WHAT YOU SHOULD DO> Your job is to retype all of the data word for word, leaving every image out.

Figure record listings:
================

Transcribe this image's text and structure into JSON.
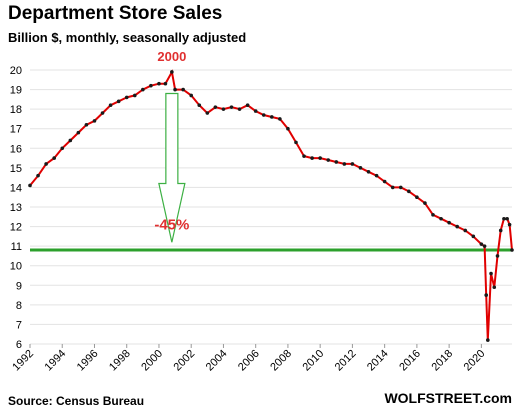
{
  "chart_data": {
    "type": "line",
    "title": "Department Store Sales",
    "subtitle": "Billion $, monthly, seasonally adjusted",
    "source": "Source: Census Bureau",
    "brand": "WOLFSTREET.com",
    "xlabel": "",
    "ylabel": "",
    "xlim": [
      1992,
      2021.9
    ],
    "ylim": [
      6,
      20
    ],
    "x_ticks": [
      "1992",
      "1994",
      "1996",
      "1998",
      "2000",
      "2002",
      "2004",
      "2006",
      "2008",
      "2010",
      "2012",
      "2014",
      "2016",
      "2018",
      "2020"
    ],
    "y_ticks": [
      "6",
      "7",
      "8",
      "9",
      "10",
      "11",
      "12",
      "13",
      "14",
      "15",
      "16",
      "17",
      "18",
      "19",
      "20"
    ],
    "grid": "horizontal",
    "annotations": {
      "peak_label": "2000",
      "peak": {
        "x": 2000.8,
        "y": 19.9
      },
      "drop_label": "-45%",
      "reference_level": 10.8
    },
    "colors": {
      "line": "#e00000",
      "markers": "#1a1a1a",
      "reference": "#2ca02c",
      "arrow": "#3cb043",
      "annotation": "#e03030"
    },
    "series": [
      {
        "x": [
          1992.0,
          1992.5,
          1993.0,
          1993.5,
          1994.0,
          1994.5,
          1995.0,
          1995.5,
          1996.0,
          1996.5,
          1997.0,
          1997.5,
          1998.0,
          1998.5,
          1999.0,
          1999.5,
          2000.0,
          2000.4,
          2000.8,
          2001.0,
          2001.5,
          2002.0,
          2002.5,
          2003.0,
          2003.5,
          2004.0,
          2004.5,
          2005.0,
          2005.5,
          2006.0,
          2006.5,
          2007.0,
          2007.5,
          2008.0,
          2008.5,
          2009.0,
          2009.5,
          2010.0,
          2010.5,
          2011.0,
          2011.5,
          2012.0,
          2012.5,
          2013.0,
          2013.5,
          2014.0,
          2014.5,
          2015.0,
          2015.5,
          2016.0,
          2016.5,
          2017.0,
          2017.5,
          2018.0,
          2018.5,
          2019.0,
          2019.5,
          2020.0,
          2020.2,
          2020.3,
          2020.4,
          2020.6,
          2020.8,
          2021.0,
          2021.2,
          2021.4,
          2021.6,
          2021.75,
          2021.9
        ],
        "y": [
          14.1,
          14.6,
          15.2,
          15.5,
          16.0,
          16.4,
          16.8,
          17.2,
          17.4,
          17.8,
          18.2,
          18.4,
          18.6,
          18.7,
          19.0,
          19.2,
          19.3,
          19.3,
          19.9,
          19.0,
          19.0,
          18.7,
          18.2,
          17.8,
          18.1,
          18.0,
          18.1,
          18.0,
          18.2,
          17.9,
          17.7,
          17.6,
          17.5,
          17.0,
          16.3,
          15.6,
          15.5,
          15.5,
          15.4,
          15.3,
          15.2,
          15.2,
          15.0,
          14.8,
          14.6,
          14.3,
          14.0,
          14.0,
          13.8,
          13.5,
          13.2,
          12.6,
          12.4,
          12.2,
          12.0,
          11.8,
          11.5,
          11.1,
          11.0,
          8.5,
          6.2,
          9.6,
          8.9,
          10.5,
          11.8,
          12.4,
          12.4,
          12.1,
          10.8
        ]
      }
    ]
  }
}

================

THE COMPLETED TASK>
Transcribe this image's text and structure into JSON.
{
  "chart_data": {
    "type": "line",
    "title": "Department Store Sales",
    "subtitle": "Billion $, monthly, seasonally adjusted",
    "source": "Source: Census Bureau",
    "brand": "WOLFSTREET.com",
    "xlabel": "",
    "ylabel": "",
    "xlim": [
      1992,
      2021.9
    ],
    "ylim": [
      6,
      20
    ],
    "x_ticks": [
      "1992",
      "1994",
      "1996",
      "1998",
      "2000",
      "2002",
      "2004",
      "2006",
      "2008",
      "2010",
      "2012",
      "2014",
      "2016",
      "2018",
      "2020"
    ],
    "y_ticks": [
      "6",
      "7",
      "8",
      "9",
      "10",
      "11",
      "12",
      "13",
      "14",
      "15",
      "16",
      "17",
      "18",
      "19",
      "20"
    ],
    "grid": "horizontal",
    "annotations": {
      "peak_label": "2000",
      "peak": {
        "x": 2000.8,
        "y": 19.9
      },
      "drop_label": "-45%",
      "reference_level": 10.8
    },
    "colors": {
      "line": "#e00000",
      "markers": "#1a1a1a",
      "reference": "#2ca02c",
      "arrow": "#3cb043",
      "annotation": "#e03030"
    },
    "series": [
      {
        "x": [
          1992.0,
          1992.5,
          1993.0,
          1993.5,
          1994.0,
          1994.5,
          1995.0,
          1995.5,
          1996.0,
          1996.5,
          1997.0,
          1997.5,
          1998.0,
          1998.5,
          1999.0,
          1999.5,
          2000.0,
          2000.4,
          2000.8,
          2001.0,
          2001.5,
          2002.0,
          2002.5,
          2003.0,
          2003.5,
          2004.0,
          2004.5,
          2005.0,
          2005.5,
          2006.0,
          2006.5,
          2007.0,
          2007.5,
          2008.0,
          2008.5,
          2009.0,
          2009.5,
          2010.0,
          2010.5,
          2011.0,
          2011.5,
          2012.0,
          2012.5,
          2013.0,
          2013.5,
          2014.0,
          2014.5,
          2015.0,
          2015.5,
          2016.0,
          2016.5,
          2017.0,
          2017.5,
          2018.0,
          2018.5,
          2019.0,
          2019.5,
          2020.0,
          2020.2,
          2020.3,
          2020.4,
          2020.6,
          2020.8,
          2021.0,
          2021.2,
          2021.4,
          2021.6,
          2021.75,
          2021.9
        ],
        "y": [
          14.1,
          14.6,
          15.2,
          15.5,
          16.0,
          16.4,
          16.8,
          17.2,
          17.4,
          17.8,
          18.2,
          18.4,
          18.6,
          18.7,
          19.0,
          19.2,
          19.3,
          19.3,
          19.9,
          19.0,
          19.0,
          18.7,
          18.2,
          17.8,
          18.1,
          18.0,
          18.1,
          18.0,
          18.2,
          17.9,
          17.7,
          17.6,
          17.5,
          17.0,
          16.3,
          15.6,
          15.5,
          15.5,
          15.4,
          15.3,
          15.2,
          15.2,
          15.0,
          14.8,
          14.6,
          14.3,
          14.0,
          14.0,
          13.8,
          13.5,
          13.2,
          12.6,
          12.4,
          12.2,
          12.0,
          11.8,
          11.5,
          11.1,
          11.0,
          8.5,
          6.2,
          9.6,
          8.9,
          10.5,
          11.8,
          12.4,
          12.4,
          12.1,
          10.8
        ]
      }
    ]
  }
}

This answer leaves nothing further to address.